DATA —
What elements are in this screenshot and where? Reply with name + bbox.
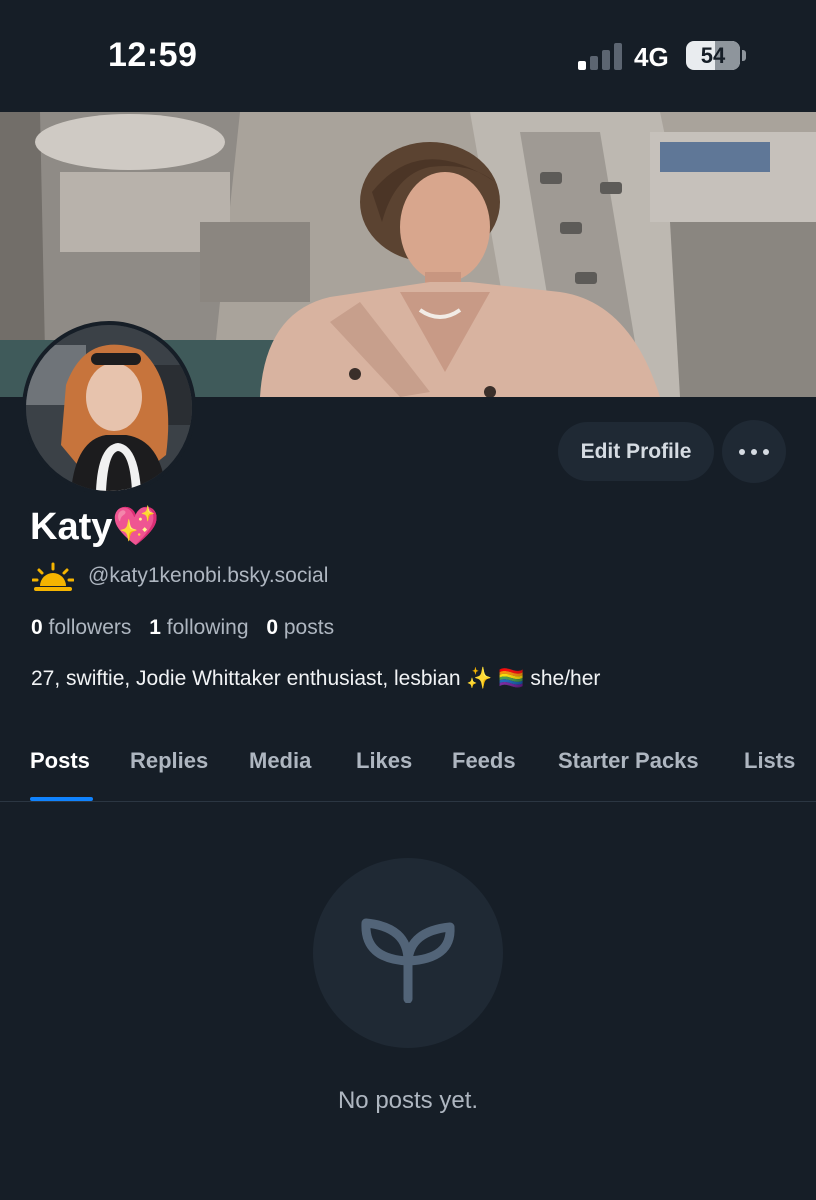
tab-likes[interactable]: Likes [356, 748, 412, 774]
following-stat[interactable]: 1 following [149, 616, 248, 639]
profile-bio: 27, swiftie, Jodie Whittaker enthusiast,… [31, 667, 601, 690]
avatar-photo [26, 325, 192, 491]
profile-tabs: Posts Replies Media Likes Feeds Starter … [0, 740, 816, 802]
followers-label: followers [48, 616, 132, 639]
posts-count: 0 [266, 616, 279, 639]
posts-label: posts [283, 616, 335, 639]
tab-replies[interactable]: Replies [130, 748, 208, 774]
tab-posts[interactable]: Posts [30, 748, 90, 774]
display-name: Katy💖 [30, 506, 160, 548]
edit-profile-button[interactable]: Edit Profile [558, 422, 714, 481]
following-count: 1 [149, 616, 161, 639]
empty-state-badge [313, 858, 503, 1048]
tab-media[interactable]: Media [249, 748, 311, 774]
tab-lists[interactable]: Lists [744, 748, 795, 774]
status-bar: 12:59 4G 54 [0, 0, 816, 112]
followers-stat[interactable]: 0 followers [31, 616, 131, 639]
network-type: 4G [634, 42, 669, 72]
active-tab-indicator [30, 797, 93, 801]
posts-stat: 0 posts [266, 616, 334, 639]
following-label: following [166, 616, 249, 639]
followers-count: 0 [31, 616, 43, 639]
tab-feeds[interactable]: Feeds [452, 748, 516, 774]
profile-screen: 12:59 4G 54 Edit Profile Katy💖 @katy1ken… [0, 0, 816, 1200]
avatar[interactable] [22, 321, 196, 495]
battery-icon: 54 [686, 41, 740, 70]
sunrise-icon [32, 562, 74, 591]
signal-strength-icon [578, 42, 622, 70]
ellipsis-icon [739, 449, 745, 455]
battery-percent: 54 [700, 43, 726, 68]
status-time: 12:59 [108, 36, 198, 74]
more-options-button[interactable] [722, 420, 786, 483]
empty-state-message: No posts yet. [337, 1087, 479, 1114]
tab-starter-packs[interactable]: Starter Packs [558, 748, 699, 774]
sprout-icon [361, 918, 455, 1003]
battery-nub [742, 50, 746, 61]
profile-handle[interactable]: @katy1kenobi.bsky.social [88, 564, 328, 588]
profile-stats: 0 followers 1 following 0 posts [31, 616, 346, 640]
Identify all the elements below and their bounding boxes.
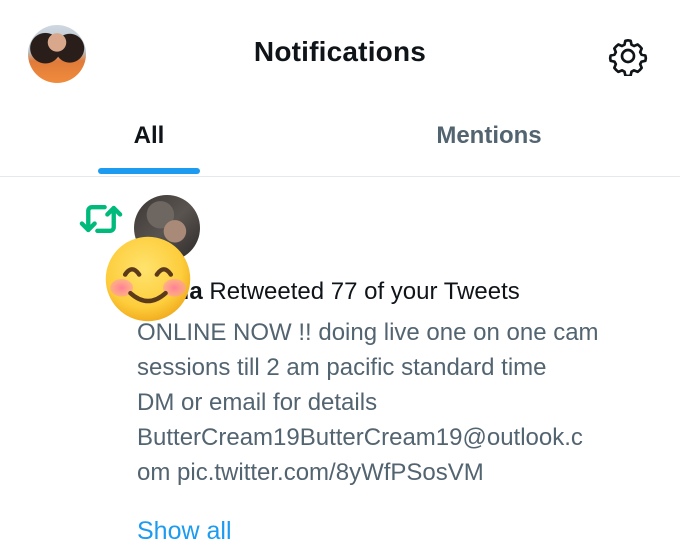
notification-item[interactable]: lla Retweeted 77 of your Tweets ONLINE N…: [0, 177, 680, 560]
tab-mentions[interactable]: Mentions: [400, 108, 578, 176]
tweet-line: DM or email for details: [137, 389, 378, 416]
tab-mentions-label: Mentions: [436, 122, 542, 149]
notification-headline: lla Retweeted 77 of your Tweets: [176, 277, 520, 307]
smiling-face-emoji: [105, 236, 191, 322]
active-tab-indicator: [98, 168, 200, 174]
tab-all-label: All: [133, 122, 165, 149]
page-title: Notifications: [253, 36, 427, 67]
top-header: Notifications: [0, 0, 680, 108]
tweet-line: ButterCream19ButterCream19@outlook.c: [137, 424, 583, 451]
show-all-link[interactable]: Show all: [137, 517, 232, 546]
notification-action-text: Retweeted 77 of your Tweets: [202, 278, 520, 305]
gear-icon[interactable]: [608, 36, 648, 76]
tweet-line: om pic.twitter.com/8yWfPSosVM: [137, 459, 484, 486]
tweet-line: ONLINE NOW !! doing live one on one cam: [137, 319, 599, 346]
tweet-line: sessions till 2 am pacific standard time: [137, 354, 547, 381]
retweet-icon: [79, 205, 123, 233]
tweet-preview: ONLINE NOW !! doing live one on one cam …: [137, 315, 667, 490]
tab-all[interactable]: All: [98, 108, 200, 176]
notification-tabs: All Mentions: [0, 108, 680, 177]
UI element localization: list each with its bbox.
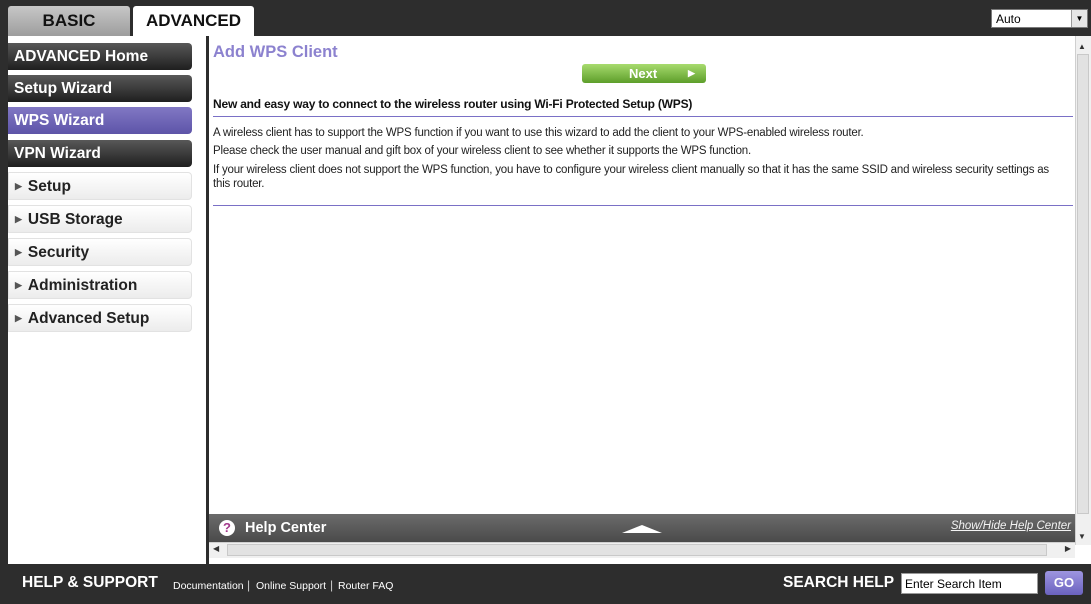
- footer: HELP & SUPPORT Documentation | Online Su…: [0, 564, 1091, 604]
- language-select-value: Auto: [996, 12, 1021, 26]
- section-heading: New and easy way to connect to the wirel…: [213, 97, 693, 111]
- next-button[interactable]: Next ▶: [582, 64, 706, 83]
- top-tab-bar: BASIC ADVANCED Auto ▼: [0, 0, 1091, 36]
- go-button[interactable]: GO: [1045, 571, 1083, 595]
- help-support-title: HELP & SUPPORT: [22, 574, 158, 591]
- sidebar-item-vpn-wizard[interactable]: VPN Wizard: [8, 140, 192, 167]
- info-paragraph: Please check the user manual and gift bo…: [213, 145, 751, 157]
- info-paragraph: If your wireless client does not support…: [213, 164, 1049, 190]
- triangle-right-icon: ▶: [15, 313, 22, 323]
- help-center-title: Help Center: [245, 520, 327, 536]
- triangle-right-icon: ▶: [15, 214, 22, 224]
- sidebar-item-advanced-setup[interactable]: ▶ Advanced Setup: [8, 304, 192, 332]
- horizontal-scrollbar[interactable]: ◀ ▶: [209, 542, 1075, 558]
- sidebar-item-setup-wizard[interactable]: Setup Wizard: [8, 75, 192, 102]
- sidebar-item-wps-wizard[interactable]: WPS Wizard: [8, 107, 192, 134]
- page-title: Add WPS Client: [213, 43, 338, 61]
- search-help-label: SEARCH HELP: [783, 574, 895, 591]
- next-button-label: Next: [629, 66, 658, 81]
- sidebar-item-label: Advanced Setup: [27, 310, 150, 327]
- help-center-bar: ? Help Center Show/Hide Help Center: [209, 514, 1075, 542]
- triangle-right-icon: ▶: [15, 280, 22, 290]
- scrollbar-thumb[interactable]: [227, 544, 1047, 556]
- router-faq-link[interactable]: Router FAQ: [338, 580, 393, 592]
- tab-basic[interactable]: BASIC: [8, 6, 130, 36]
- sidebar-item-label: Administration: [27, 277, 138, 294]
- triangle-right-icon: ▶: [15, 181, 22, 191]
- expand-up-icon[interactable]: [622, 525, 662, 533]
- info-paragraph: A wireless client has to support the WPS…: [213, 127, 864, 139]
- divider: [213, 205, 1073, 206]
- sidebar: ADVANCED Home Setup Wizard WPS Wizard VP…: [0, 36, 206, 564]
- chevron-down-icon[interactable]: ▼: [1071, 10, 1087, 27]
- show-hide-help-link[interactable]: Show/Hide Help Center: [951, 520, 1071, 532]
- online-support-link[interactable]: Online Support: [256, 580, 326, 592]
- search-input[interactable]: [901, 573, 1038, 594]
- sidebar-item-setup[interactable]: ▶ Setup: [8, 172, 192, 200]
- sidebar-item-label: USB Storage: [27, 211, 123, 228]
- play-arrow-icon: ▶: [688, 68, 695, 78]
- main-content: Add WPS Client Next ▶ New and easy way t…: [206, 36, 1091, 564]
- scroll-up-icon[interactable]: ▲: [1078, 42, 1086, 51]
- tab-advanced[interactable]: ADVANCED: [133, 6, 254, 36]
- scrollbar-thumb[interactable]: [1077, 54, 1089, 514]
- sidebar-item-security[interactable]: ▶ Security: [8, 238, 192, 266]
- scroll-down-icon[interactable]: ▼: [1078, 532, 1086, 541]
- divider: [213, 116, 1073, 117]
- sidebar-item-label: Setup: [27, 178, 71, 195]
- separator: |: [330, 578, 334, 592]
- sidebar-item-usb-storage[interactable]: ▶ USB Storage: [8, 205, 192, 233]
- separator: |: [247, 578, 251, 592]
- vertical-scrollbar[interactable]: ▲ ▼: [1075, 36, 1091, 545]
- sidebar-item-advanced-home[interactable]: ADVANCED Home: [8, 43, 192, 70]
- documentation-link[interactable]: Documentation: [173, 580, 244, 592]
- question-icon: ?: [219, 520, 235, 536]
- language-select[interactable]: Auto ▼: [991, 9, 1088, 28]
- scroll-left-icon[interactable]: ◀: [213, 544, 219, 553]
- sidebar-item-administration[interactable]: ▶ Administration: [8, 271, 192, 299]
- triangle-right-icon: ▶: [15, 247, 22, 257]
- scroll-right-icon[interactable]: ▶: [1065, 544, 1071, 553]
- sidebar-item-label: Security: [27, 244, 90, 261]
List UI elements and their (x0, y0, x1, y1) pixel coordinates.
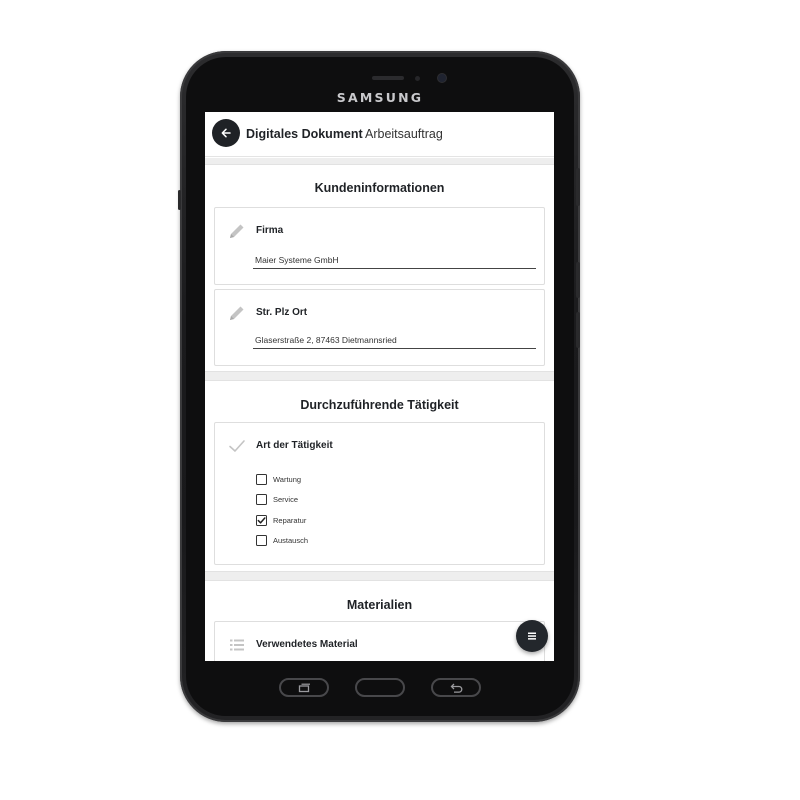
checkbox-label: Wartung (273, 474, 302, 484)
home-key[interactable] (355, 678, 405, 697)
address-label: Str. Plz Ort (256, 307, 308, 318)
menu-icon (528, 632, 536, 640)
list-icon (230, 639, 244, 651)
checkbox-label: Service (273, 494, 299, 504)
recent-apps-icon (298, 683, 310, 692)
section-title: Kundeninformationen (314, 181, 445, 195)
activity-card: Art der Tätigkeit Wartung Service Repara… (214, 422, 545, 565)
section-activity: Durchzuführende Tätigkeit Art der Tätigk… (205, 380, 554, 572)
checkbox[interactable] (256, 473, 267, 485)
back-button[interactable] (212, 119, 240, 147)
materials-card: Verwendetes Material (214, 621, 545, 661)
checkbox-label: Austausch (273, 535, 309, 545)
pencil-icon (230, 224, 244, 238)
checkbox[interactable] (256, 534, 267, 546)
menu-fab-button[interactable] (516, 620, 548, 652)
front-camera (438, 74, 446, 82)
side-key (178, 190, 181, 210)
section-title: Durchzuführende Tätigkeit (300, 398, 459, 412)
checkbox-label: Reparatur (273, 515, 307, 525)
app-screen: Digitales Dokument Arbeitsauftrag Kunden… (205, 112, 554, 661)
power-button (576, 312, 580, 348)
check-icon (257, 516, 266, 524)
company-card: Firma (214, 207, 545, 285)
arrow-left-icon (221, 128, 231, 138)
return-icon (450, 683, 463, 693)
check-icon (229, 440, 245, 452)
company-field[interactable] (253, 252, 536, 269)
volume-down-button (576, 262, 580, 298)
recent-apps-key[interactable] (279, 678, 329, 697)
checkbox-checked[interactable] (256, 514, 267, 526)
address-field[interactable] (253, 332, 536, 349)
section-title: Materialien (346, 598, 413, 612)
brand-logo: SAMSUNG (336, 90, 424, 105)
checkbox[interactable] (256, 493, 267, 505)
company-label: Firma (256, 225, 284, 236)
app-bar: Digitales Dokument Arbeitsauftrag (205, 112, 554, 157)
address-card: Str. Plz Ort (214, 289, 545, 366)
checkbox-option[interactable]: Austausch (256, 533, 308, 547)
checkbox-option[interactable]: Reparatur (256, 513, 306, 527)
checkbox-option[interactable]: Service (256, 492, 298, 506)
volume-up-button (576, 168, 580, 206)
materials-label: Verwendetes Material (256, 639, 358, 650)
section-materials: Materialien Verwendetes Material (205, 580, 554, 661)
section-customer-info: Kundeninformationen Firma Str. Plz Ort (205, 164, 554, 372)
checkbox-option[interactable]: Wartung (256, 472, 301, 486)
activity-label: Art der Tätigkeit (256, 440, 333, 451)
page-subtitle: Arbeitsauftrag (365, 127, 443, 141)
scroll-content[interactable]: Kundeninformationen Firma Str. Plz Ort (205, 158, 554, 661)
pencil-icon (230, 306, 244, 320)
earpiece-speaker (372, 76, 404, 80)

WHAT YOU NEED TO DO — In the listing above, write out the lines starting at the one containing "tab-likes[interactable]: Likes [356, 748, 412, 774]" and ending at the one containing "profile-tabs: Posts Replies", substituting "admirer" for "enthusiast" and leaving everything else unchanged.

REPLY —
tab-likes[interactable]: Likes [356, 748, 412, 774]
following-stat[interactable]: 1 following [149, 616, 248, 639]
profile-bio: 27, swiftie, Jodie Whittaker admirer,… [31, 667, 601, 690]
avatar-photo [26, 325, 192, 491]
profile-tabs: Posts Replies Media Likes Feeds Starter … [0, 740, 816, 802]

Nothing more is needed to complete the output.